### [Written task]
Identify and reproduce every line holding the string "установление".

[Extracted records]
-- BEGIN --

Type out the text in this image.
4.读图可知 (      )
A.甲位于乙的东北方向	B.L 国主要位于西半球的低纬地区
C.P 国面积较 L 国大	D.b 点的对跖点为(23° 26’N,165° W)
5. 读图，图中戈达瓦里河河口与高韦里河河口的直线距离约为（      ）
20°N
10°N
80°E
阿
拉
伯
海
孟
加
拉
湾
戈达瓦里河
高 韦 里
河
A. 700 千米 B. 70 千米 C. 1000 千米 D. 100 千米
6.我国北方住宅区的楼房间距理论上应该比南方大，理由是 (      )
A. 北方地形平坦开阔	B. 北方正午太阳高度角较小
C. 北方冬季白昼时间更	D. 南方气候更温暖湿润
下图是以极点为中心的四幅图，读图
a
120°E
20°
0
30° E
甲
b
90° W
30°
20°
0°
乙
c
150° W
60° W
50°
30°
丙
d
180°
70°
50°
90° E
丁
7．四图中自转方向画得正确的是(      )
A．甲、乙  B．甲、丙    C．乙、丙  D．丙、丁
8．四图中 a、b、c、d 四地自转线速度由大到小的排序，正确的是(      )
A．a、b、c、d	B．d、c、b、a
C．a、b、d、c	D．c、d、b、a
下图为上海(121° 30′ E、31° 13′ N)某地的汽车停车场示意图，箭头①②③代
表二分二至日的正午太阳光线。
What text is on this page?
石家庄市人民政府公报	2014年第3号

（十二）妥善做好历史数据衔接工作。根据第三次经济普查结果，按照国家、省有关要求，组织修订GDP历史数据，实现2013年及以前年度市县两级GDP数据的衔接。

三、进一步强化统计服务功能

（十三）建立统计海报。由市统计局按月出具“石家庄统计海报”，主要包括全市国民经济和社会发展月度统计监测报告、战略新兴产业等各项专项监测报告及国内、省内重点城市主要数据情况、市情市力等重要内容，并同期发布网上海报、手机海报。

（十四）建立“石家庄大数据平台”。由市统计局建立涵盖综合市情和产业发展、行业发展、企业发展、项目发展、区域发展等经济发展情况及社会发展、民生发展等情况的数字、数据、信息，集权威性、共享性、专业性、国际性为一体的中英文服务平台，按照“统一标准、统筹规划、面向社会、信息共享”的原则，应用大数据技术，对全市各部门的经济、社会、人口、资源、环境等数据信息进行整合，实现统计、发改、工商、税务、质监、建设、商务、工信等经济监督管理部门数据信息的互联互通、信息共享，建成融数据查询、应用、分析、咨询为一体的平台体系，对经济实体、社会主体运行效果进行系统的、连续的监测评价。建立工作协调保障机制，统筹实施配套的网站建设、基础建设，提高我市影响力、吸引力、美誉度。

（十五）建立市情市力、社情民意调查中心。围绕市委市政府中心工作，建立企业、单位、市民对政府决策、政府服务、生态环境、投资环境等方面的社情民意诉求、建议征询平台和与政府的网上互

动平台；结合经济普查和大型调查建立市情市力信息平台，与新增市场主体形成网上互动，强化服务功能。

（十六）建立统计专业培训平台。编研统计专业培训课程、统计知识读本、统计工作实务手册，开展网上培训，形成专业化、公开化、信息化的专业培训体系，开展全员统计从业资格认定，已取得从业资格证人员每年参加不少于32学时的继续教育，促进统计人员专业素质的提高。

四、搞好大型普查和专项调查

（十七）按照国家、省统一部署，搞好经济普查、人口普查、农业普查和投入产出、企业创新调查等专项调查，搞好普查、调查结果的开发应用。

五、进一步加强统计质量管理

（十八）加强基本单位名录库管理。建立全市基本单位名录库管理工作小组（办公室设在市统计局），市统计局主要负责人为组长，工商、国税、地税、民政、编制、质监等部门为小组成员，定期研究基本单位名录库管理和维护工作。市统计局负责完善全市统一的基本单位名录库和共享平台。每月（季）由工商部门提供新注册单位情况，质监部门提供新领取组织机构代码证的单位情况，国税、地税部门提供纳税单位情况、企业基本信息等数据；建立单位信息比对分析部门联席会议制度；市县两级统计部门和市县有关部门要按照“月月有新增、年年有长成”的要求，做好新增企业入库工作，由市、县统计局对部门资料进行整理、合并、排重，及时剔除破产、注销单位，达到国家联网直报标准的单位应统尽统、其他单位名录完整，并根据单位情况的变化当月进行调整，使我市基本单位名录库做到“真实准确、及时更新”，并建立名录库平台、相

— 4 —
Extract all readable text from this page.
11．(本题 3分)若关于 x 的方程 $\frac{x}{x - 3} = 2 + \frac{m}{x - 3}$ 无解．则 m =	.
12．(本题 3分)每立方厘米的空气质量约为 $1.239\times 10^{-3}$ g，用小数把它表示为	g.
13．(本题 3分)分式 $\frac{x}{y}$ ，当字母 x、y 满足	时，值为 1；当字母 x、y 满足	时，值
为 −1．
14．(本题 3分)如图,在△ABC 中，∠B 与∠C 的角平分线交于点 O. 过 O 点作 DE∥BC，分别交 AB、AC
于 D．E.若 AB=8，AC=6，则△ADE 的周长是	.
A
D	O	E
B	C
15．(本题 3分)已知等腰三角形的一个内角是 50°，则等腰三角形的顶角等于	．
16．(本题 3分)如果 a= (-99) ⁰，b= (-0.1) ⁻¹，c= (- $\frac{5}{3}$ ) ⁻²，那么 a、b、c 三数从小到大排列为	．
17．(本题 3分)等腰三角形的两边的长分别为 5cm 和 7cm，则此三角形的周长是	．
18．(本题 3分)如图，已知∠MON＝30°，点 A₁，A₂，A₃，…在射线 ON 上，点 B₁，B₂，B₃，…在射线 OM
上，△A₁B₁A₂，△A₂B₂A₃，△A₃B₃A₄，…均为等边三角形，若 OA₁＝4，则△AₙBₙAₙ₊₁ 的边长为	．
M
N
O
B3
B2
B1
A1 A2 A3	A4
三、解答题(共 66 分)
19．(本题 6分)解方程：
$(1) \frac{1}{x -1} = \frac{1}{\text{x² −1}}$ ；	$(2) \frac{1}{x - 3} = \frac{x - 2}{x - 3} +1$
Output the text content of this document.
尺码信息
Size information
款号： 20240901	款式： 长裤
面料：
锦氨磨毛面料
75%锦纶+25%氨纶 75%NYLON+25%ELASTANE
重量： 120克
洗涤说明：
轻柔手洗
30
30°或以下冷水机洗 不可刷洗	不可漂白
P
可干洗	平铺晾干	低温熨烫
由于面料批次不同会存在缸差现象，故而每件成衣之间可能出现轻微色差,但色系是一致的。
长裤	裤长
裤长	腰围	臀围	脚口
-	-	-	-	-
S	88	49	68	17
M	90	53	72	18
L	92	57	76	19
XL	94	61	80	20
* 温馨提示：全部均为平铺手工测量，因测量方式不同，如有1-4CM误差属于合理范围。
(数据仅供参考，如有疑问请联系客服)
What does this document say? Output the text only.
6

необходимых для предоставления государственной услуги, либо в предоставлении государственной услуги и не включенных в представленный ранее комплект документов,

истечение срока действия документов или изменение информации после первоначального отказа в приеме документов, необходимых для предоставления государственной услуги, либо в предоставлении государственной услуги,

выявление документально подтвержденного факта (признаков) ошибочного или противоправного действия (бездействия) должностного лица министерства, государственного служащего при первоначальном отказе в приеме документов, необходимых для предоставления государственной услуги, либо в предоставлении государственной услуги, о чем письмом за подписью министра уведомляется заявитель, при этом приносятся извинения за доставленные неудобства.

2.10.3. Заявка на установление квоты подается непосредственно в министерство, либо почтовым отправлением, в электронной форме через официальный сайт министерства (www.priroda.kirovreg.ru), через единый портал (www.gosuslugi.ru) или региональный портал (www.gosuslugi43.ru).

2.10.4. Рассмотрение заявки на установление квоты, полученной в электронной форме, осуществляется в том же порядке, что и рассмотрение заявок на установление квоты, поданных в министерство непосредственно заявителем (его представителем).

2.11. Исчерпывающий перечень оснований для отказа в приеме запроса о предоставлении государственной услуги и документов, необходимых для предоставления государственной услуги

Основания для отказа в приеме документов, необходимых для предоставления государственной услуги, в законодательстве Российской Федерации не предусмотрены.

-- END --

### [Result below]
2.10.3. Заявка на установление квоты подается непосредственно в министерство, либо почтовым отправлением, в электронной форме через официальный сайт министерства (www.priroda.kirovreg.ru), через единый портал (www.gosuslugi.ru) или региональный портал (www.gosuslugi43.ru).
2.10.4. Рассмотрение заявки на установление квоты, полученной в электронной форме, осуществляется в том же порядке, что и рассмотрение заявок на установление квоты, поданных в министерство непосредственно заявителем (его представителем).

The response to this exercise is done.